DATA PROVIDED »

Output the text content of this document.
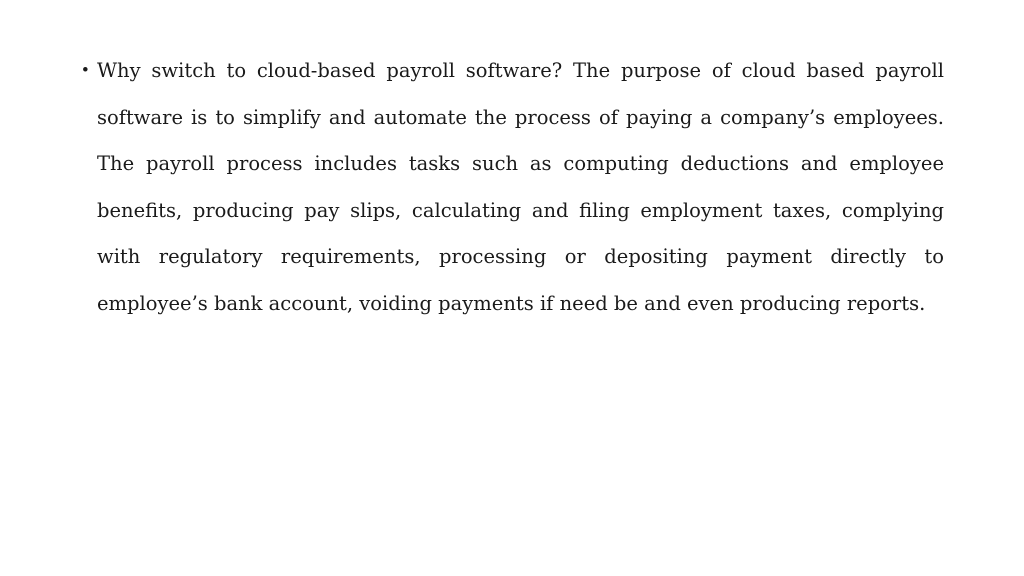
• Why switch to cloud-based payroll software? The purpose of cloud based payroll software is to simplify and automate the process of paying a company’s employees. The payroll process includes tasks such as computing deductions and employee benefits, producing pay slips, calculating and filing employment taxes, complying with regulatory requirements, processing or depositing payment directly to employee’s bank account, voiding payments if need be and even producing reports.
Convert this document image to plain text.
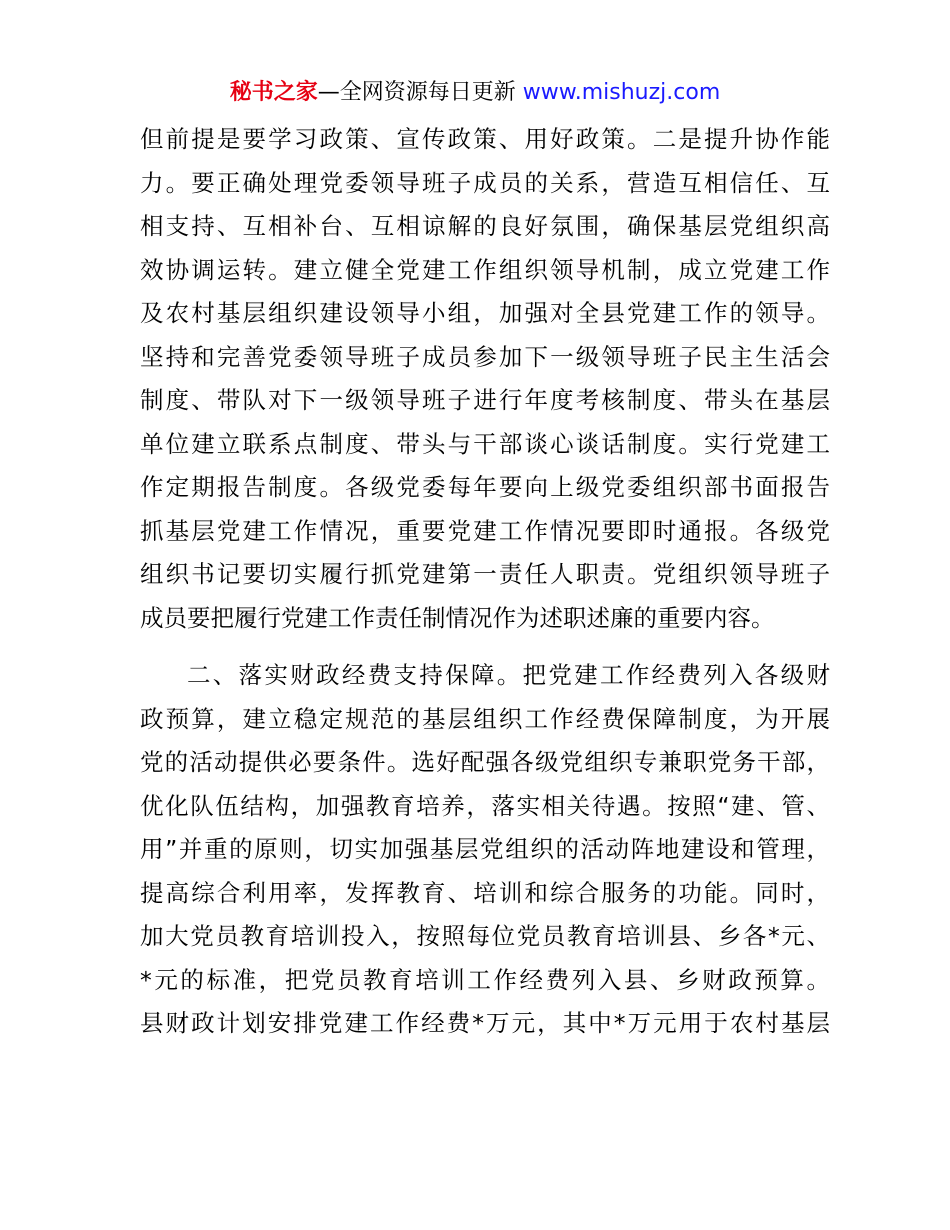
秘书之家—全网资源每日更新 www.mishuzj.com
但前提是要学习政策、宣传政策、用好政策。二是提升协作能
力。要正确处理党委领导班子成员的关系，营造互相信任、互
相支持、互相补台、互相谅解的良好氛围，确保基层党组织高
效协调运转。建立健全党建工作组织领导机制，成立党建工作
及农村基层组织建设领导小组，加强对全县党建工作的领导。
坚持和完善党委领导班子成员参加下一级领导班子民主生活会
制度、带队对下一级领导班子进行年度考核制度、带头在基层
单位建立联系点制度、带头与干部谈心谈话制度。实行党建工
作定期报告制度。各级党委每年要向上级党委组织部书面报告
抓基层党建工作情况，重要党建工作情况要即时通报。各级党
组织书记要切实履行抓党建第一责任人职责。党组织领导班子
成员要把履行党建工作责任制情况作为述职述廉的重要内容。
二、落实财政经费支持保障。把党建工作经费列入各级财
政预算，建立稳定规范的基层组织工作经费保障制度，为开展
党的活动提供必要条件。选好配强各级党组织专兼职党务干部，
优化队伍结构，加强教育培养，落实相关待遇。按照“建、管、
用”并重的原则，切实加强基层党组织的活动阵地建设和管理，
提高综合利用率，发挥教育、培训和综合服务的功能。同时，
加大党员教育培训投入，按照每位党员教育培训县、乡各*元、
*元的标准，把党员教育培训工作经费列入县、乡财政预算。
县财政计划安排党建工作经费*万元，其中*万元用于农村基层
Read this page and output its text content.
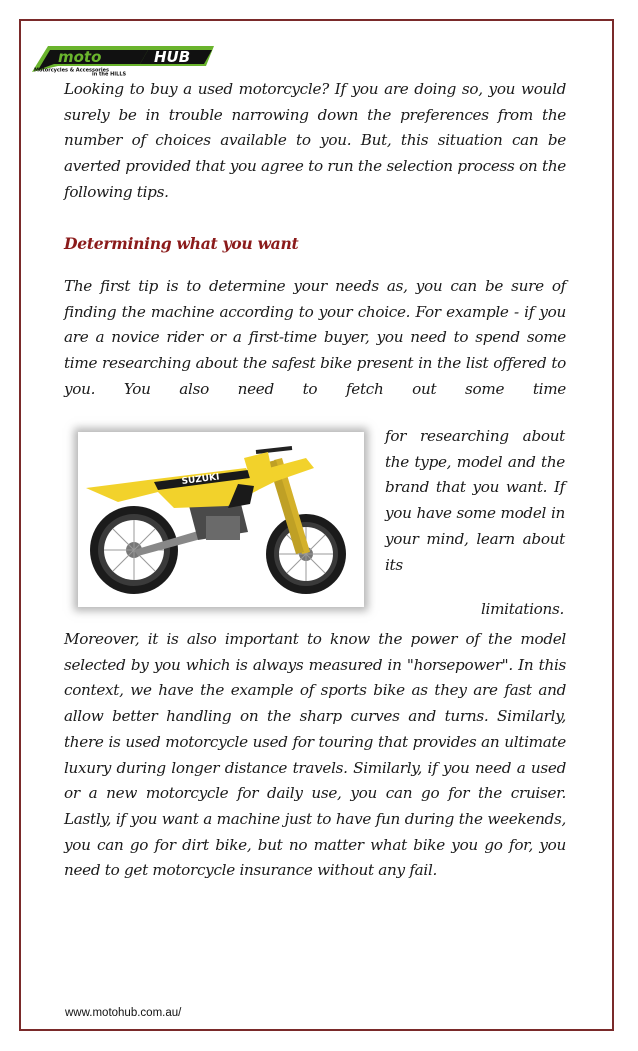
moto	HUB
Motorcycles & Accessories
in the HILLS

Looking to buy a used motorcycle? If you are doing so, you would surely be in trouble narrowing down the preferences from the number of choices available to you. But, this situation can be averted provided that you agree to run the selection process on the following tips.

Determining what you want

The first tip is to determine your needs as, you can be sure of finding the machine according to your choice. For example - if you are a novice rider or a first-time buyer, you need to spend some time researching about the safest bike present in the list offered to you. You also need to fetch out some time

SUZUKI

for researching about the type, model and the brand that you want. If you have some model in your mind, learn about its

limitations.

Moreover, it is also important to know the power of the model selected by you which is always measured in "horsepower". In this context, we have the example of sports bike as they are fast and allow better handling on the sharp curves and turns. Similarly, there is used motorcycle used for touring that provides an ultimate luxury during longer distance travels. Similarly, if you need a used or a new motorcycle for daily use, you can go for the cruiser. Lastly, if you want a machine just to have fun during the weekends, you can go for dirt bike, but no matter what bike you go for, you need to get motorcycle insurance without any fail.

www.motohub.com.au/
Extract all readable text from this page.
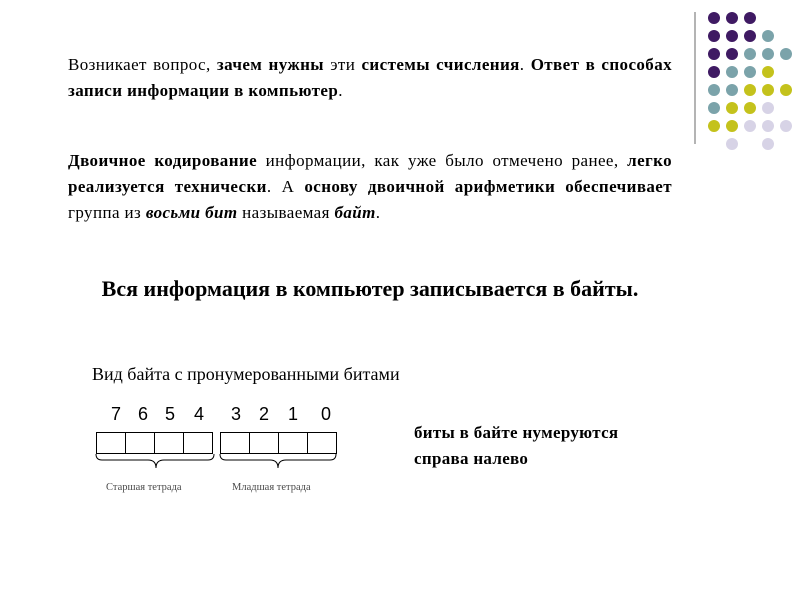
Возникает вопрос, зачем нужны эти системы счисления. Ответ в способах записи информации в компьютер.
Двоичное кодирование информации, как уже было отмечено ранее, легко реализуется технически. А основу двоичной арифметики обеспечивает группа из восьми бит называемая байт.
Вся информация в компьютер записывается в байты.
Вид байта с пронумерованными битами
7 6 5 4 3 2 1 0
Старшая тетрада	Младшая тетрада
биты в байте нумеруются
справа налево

INSTRUCTIONS FOR THE TASK » Set down nothing but the lines from the one containing "Extract all readable text from this page." to the final line above, both included, with every picture left out.

EXERCISE ANSWER »
Extract all readable text from this page.
Возникает вопрос, зачем нужны эти системы счисления. Ответ в способах записи информации в компьютер.
Двоичное кодирование информации, как уже было отмечено ранее, легко реализуется технически. А основу двоичной арифметики обеспечивает группа из восьми бит называемая байт.
Вся информация в компьютер записывается в байты.
Вид байта с пронумерованными битами
7 6 5 4 3 2 1 0
Старшая тетрада	Младшая тетрада
биты в байте нумеруются
справа налево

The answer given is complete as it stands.